Source extract:
---------------

Head Bush is a 2022 Kannada-language gangster film directed by Shoonya and written by Agni Shridhar, and produced by Dhananjaya and Ramco Somanna under the banner of Daali Pictures, SD Manna Talkies and Zee Studios. The film features an ensemble cast of Dhananjaya, Payal Rajput (in her Kannada debut), Devaraj, Yogesh, V. Ravichandran, Raghu Mukherjee, Vasishta N. Simha, Sruthi Hariharan and Prakash Belawadi.

Head Bush was released on 21 October 2022 where it received mixed to negative reviews from critics and became a box-office bomb.

Premise 
In the late 1970s, in Bangalore, M. P. Jayaraj alias "Head Bush", and his friends Ganga and Samson are called by Devraj Urs's son-in-law MDN to head "Indira Brigade", which was formed to protect Indira Gandhi's reputation. With unlimited money flowing from the politicians and cops, Jayaraj takes control over Bangalore, but petty issue triggers within Jayaraj's gang, which leads into a personal rivalry between Jayaraj and his gang.

---------------

Entries provided:
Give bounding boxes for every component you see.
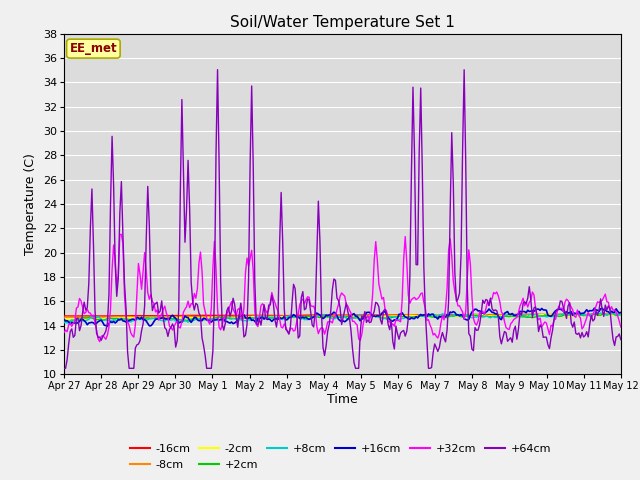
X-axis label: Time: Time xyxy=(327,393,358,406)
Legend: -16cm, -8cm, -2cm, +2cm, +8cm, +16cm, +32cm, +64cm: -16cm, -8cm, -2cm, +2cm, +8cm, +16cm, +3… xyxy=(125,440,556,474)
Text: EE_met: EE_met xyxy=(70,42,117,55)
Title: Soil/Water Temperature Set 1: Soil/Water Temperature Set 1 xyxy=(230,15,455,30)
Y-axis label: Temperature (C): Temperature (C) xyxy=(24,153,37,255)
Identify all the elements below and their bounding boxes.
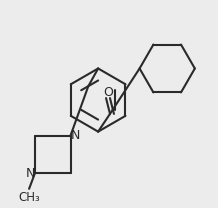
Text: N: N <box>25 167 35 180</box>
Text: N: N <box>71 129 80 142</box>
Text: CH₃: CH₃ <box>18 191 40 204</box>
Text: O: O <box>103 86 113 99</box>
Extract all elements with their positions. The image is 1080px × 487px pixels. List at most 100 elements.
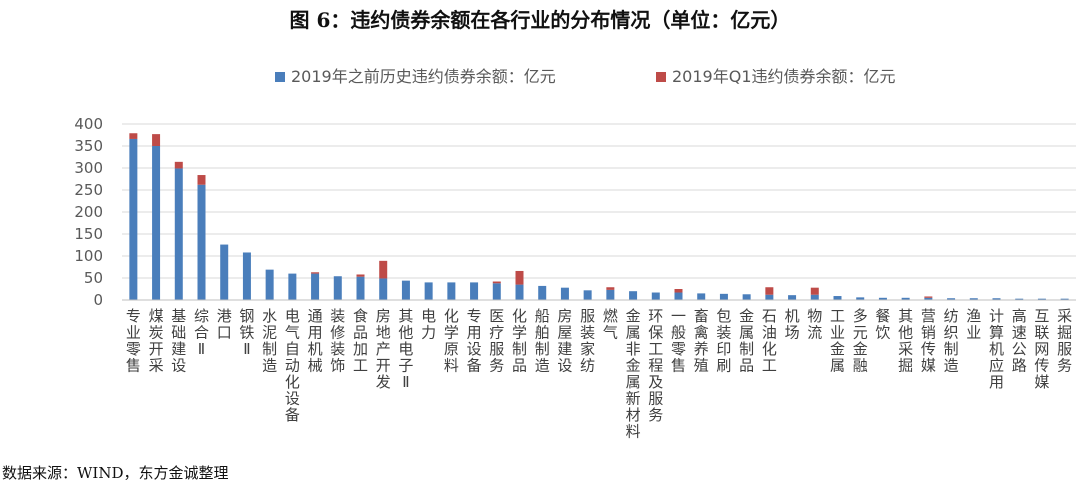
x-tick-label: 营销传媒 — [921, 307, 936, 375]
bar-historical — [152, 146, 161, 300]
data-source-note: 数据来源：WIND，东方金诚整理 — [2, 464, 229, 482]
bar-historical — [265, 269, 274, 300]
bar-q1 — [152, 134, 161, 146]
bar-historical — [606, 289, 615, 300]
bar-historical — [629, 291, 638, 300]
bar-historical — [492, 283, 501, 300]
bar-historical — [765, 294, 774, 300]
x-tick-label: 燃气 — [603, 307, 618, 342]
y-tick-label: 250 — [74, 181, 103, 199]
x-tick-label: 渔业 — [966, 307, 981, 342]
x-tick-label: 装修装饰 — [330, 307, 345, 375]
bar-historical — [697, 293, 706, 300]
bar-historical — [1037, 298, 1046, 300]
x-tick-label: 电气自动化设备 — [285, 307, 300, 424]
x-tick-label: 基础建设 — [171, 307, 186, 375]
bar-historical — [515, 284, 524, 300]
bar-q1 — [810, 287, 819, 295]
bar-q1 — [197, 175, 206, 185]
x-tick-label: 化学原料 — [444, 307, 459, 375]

---------------

What you will do:
1. According to the Head Bush article, on what date was the film released?
2. List every banner that the Head Bush article says the film was produced under.
3. Print a passage from the Head Bush article, beginning at the words "Head Bush is" and stopping after the words "and Prakash Belawadi.".

Results of the exercise:
1. 21 October 2022

2. Daali Pictures, SD Manna Talkies, Zee Studios

3.
Head Bush is a 2022 Kannada-language gangster film directed by Shoonya and written by Agni Shridhar, and produced by Dhananjaya and Ramco Somanna under the banner of Daali Pictures, SD Manna Talkies and Zee Studios. The film features an ensemble cast of Dhananjaya, Payal Rajput (in her Kannada debut), Devaraj, Yogesh, V. Ravichandran, Raghu Mukherjee, Vasishta N. Simha, Sruthi Hariharan and Prakash Belawadi.